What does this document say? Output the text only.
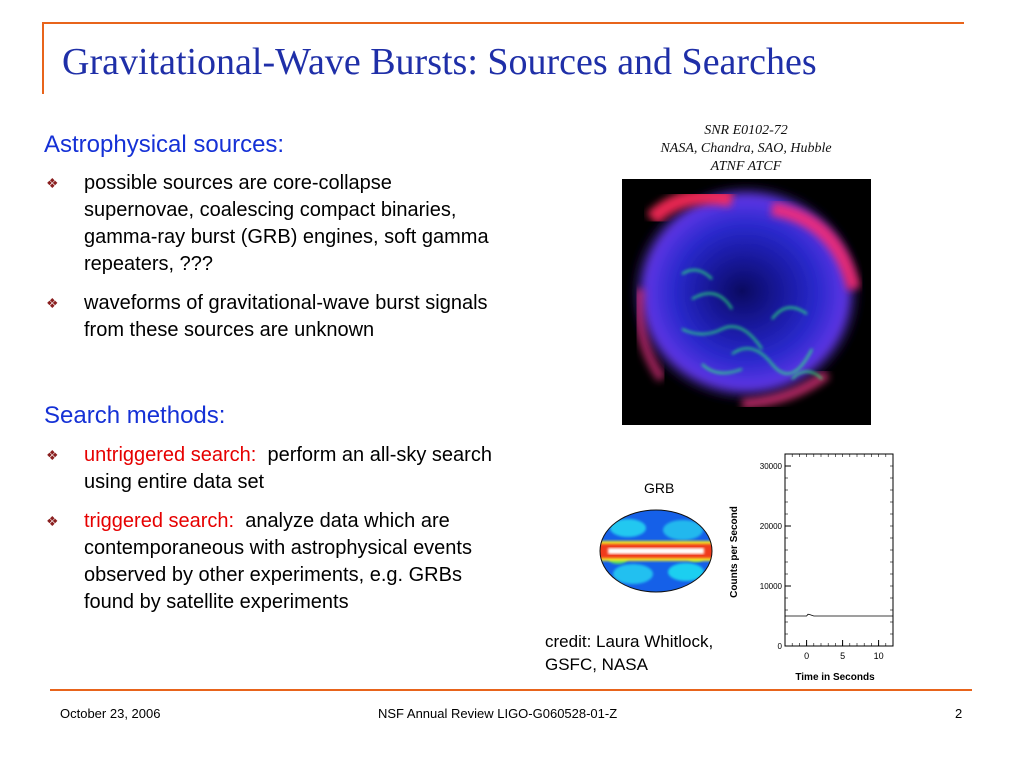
Gravitational-Wave Bursts: Sources and Searches
Astrophysical sources:
❖	possible sources are core-collapse supernovae, coalescing compact binaries, gamma-ray burst (GRB) engines, soft gamma repeaters, ???
❖	waveforms of gravitational-wave burst signals from these sources are unknown
Search methods:
❖	untriggered search:  perform an all-sky search using entire data set
❖	triggered search:  analyze data which are contemporaneous with astrophysical events observed by other experiments, e.g. GRBs found by satellite experiments
SNR E0102-72
NASA, Chandra, SAO, Hubble
ATNF ATCF
GRB
Counts per Second
Time in Seconds
0
10000
20000
30000
0	5	10
credit: Laura Whitlock,
GSFC, NASA
October 23, 2006	NSF Annual Review LIGO-G060528-01-Z	2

--------------------------------------------------

> [Goal] Show all lines in the entries above where the string "data" appears.

> [Solution to this problem]
❖	untriggered search:  perform an all-sky search using entire data set
❖	triggered search:  analyze data which are contemporaneous with astrophysical events observed by other experiments, e.g. GRBs found by satellite experiments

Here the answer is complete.